───── Data supplied
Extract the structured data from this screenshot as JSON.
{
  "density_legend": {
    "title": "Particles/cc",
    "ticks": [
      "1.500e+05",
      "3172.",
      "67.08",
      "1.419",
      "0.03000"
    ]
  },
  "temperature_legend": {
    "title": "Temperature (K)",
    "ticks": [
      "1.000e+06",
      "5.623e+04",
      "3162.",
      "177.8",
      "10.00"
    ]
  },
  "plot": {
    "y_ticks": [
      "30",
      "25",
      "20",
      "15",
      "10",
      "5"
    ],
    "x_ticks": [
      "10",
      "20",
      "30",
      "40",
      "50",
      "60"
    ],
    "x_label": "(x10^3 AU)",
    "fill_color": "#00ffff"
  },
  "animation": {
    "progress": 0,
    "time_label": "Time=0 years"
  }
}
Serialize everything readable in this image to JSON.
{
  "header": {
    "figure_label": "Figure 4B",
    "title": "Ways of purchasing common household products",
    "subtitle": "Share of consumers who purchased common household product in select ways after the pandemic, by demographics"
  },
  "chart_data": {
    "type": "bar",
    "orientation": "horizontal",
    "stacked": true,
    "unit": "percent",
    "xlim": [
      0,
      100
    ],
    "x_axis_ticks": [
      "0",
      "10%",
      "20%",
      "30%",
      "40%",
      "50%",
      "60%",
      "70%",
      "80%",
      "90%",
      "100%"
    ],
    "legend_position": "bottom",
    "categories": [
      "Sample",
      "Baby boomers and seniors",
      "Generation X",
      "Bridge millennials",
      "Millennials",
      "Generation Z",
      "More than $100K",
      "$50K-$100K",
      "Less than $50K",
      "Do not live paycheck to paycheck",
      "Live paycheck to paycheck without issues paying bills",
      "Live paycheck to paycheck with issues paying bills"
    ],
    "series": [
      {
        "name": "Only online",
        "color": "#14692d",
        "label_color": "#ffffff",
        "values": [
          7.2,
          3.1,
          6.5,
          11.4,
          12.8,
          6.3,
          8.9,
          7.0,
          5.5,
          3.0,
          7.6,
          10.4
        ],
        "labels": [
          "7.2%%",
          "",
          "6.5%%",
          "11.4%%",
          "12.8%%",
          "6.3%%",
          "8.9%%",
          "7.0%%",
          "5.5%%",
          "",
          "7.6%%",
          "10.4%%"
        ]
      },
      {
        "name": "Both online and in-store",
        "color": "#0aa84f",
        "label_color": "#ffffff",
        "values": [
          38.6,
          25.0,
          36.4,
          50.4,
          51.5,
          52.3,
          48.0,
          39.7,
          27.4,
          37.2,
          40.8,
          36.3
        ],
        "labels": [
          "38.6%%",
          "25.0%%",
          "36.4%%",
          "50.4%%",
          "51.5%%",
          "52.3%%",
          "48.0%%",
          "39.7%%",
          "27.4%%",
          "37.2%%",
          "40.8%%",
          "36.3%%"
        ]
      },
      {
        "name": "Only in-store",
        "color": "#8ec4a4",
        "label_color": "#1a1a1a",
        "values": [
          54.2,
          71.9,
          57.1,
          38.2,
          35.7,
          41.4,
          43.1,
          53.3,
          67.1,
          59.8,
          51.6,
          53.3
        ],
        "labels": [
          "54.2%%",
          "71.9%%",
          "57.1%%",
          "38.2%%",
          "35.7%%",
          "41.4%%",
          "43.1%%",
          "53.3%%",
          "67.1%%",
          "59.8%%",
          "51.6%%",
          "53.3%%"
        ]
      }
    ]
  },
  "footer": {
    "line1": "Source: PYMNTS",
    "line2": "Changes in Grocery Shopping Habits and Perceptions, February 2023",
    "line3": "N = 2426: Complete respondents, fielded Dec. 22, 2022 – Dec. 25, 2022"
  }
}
──────────
───── Data supplied
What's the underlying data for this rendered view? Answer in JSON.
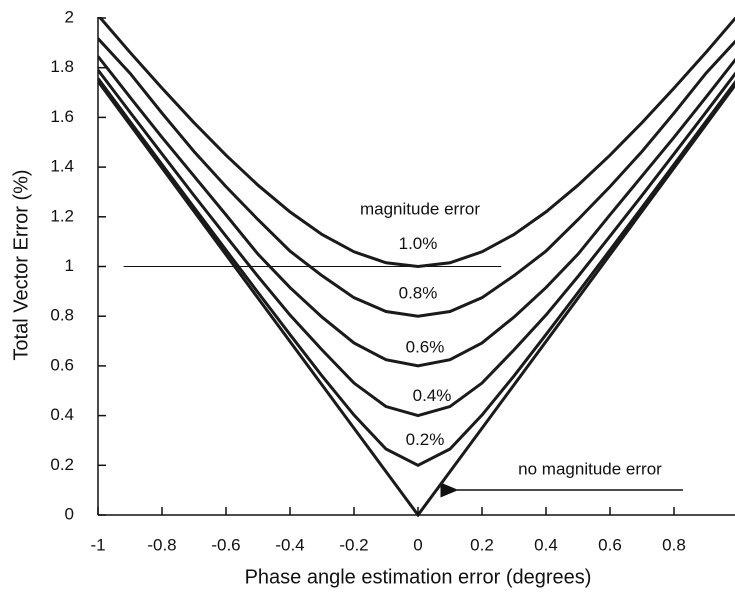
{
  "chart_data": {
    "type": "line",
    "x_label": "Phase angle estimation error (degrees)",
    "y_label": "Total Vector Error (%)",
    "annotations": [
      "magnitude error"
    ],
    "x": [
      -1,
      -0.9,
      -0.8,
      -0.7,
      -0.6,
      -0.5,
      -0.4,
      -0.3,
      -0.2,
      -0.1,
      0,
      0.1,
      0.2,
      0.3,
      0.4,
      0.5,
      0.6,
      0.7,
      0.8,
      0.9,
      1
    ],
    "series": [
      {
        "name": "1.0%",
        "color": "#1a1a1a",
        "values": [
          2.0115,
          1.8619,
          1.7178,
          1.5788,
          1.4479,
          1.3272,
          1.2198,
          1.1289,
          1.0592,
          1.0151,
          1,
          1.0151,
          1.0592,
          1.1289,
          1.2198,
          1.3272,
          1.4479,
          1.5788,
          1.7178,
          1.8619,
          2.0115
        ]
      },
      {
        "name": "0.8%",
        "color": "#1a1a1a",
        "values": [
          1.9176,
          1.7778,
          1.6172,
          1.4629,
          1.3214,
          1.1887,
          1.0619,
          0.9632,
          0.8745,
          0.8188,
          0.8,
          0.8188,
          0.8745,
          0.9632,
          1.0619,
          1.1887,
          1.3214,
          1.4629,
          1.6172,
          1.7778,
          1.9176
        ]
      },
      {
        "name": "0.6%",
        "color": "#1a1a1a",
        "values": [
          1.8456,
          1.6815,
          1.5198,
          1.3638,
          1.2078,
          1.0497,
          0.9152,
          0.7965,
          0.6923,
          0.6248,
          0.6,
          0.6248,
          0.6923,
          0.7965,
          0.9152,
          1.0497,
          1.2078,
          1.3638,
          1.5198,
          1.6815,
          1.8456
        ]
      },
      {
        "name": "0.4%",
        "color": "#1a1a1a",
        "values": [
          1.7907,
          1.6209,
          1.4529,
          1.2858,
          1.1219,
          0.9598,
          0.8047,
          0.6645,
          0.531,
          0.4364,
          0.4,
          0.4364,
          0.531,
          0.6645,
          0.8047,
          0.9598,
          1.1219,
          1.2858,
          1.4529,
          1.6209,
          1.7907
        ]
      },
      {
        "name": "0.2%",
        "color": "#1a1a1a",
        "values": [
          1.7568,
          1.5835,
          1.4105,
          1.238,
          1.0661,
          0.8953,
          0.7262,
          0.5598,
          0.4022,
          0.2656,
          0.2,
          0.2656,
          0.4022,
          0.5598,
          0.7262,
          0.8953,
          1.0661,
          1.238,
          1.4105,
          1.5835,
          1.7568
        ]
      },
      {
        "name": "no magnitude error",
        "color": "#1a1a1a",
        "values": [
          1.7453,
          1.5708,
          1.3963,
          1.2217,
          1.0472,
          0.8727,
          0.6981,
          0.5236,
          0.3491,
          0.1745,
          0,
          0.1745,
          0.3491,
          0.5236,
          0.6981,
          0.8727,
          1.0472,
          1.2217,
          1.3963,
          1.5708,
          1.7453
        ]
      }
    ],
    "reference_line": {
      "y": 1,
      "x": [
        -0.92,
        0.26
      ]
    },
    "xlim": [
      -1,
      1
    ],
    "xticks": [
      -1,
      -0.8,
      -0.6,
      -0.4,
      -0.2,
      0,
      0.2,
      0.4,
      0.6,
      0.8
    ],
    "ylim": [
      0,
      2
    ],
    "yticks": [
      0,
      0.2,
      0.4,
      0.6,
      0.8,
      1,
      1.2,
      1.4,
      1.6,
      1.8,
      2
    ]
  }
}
──────────
───── Data supplied
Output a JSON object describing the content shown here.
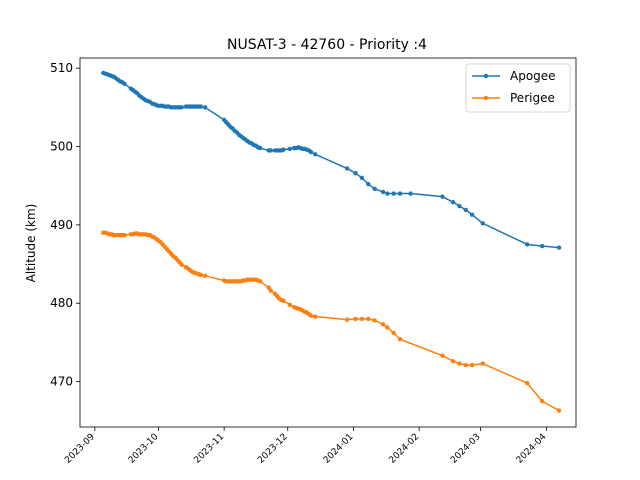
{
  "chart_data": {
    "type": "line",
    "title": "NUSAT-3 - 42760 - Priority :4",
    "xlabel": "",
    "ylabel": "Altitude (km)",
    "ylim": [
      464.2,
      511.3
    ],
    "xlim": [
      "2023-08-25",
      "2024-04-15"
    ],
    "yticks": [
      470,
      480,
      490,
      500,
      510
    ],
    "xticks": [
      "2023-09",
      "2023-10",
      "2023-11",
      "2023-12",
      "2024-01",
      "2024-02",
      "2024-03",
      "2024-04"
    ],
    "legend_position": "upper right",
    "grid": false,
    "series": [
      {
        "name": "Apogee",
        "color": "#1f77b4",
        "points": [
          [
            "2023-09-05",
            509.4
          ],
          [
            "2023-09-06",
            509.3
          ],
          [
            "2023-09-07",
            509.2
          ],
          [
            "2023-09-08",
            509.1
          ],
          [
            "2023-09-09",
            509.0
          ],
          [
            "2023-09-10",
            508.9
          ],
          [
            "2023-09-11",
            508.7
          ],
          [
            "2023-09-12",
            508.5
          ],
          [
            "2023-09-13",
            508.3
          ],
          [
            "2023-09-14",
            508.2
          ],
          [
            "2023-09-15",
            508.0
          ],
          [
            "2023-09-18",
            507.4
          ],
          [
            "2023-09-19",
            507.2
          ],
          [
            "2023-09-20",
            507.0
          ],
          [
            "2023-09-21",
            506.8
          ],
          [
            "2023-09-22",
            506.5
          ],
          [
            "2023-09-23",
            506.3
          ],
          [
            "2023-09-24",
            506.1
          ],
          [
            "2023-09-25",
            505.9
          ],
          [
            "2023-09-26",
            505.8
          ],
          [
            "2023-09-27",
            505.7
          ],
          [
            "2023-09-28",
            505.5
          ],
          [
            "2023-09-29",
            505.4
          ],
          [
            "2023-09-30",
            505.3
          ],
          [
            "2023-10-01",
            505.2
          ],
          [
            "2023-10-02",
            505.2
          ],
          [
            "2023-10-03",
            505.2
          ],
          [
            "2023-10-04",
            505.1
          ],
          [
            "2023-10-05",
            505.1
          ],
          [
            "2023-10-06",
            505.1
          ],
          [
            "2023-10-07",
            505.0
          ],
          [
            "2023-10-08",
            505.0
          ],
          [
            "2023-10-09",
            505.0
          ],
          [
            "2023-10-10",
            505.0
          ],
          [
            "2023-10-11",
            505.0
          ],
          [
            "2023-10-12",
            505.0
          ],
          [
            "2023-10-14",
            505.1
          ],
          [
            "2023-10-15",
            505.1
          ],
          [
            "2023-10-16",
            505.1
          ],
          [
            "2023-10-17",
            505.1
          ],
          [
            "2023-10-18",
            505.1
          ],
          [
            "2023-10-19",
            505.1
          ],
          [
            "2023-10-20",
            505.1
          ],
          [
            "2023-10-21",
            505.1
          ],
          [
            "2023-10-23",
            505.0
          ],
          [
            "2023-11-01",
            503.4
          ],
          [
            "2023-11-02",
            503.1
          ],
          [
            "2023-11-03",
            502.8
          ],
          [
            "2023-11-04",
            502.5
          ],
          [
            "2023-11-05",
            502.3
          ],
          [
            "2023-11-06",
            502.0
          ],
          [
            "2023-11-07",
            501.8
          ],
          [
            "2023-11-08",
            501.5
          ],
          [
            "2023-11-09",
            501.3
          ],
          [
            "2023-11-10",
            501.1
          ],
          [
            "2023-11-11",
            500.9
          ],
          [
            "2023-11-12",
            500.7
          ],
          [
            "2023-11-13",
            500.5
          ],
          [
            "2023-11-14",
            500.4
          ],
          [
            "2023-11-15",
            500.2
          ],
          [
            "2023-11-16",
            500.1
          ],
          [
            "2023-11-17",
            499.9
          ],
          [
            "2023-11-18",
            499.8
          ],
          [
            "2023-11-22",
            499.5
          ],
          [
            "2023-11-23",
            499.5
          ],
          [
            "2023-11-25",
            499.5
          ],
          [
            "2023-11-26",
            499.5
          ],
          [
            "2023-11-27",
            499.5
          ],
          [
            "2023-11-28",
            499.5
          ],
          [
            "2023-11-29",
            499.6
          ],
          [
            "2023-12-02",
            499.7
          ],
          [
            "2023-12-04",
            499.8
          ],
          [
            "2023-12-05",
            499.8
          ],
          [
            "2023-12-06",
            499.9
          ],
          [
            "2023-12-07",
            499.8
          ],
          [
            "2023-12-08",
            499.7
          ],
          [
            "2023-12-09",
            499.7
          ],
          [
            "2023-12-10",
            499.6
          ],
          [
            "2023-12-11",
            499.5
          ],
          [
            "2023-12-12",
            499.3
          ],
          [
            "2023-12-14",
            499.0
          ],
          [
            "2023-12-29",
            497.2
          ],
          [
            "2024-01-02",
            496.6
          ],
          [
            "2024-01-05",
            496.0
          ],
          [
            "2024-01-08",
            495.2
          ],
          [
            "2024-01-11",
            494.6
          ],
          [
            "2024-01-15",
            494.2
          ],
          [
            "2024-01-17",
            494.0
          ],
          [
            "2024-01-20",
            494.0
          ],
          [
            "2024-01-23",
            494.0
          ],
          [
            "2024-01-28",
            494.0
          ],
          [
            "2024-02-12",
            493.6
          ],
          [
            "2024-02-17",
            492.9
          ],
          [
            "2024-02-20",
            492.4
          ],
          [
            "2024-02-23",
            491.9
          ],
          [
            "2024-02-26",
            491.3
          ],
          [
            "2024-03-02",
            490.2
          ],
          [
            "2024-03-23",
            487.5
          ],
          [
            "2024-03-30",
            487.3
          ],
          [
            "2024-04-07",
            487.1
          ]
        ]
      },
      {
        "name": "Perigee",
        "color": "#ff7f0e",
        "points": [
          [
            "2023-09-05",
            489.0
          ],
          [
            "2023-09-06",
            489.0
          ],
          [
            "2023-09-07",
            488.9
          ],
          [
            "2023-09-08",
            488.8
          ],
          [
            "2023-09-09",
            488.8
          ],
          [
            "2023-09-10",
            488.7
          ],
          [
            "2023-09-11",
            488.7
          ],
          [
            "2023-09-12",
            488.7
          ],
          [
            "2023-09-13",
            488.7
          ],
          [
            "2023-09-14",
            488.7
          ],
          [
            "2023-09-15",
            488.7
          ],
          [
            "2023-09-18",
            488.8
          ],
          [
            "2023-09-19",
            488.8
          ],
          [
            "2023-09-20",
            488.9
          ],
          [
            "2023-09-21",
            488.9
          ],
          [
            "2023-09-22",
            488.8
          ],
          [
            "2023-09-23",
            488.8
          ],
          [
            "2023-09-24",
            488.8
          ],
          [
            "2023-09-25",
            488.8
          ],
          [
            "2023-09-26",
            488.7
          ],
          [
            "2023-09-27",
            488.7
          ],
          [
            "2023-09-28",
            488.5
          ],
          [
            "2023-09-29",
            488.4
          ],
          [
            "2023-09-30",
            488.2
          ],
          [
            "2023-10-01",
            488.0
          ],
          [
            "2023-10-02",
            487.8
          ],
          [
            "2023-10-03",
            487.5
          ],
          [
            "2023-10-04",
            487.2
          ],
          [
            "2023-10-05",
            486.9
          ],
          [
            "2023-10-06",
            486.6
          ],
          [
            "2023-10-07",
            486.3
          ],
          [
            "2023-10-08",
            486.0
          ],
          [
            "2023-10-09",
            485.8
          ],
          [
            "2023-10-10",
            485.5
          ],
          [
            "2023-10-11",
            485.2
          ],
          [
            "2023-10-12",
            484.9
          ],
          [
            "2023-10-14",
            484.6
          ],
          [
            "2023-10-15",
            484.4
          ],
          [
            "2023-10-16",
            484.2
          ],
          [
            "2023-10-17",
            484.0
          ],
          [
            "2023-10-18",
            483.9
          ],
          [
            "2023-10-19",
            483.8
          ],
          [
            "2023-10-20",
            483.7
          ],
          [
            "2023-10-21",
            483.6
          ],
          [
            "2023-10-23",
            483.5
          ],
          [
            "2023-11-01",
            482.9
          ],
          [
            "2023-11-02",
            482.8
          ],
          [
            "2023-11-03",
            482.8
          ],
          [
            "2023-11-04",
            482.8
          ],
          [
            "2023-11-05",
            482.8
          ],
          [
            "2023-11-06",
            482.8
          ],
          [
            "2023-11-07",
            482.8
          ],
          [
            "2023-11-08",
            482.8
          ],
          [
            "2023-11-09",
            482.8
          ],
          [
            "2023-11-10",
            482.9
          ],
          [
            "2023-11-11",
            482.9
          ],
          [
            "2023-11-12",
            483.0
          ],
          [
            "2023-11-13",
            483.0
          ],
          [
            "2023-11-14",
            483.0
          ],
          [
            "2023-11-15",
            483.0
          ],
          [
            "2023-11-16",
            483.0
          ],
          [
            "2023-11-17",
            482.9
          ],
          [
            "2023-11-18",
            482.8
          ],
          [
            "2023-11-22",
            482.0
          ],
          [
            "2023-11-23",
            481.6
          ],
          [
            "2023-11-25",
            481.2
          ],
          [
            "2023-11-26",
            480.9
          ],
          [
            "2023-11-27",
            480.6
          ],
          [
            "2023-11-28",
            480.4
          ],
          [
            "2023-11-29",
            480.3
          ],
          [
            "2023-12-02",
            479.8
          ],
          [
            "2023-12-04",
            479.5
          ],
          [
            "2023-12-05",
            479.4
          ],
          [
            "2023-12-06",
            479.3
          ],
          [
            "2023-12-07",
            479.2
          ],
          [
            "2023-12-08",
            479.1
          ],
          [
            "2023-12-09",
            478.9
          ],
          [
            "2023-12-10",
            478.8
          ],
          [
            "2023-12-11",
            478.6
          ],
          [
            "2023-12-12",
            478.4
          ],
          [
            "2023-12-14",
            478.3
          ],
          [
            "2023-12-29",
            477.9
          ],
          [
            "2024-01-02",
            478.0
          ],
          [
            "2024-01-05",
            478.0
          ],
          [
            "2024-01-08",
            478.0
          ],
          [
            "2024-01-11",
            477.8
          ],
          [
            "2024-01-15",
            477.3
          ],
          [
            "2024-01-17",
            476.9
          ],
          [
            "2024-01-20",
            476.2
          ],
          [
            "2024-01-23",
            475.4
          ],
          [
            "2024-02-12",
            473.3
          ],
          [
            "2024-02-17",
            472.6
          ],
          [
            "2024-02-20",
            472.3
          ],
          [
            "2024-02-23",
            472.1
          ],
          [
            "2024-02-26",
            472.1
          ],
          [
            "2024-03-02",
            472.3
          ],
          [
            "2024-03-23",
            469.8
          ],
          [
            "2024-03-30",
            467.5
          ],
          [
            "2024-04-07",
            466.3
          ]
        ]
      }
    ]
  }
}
──────────
*The problem*. Leave out every line without the string "household" and copy the rest.

*Result below*.
    "title": "Ways of purchasing common household products",
    "subtitle": "Share of consumers who purchased common household product in select ways after the pandemic, by demographics"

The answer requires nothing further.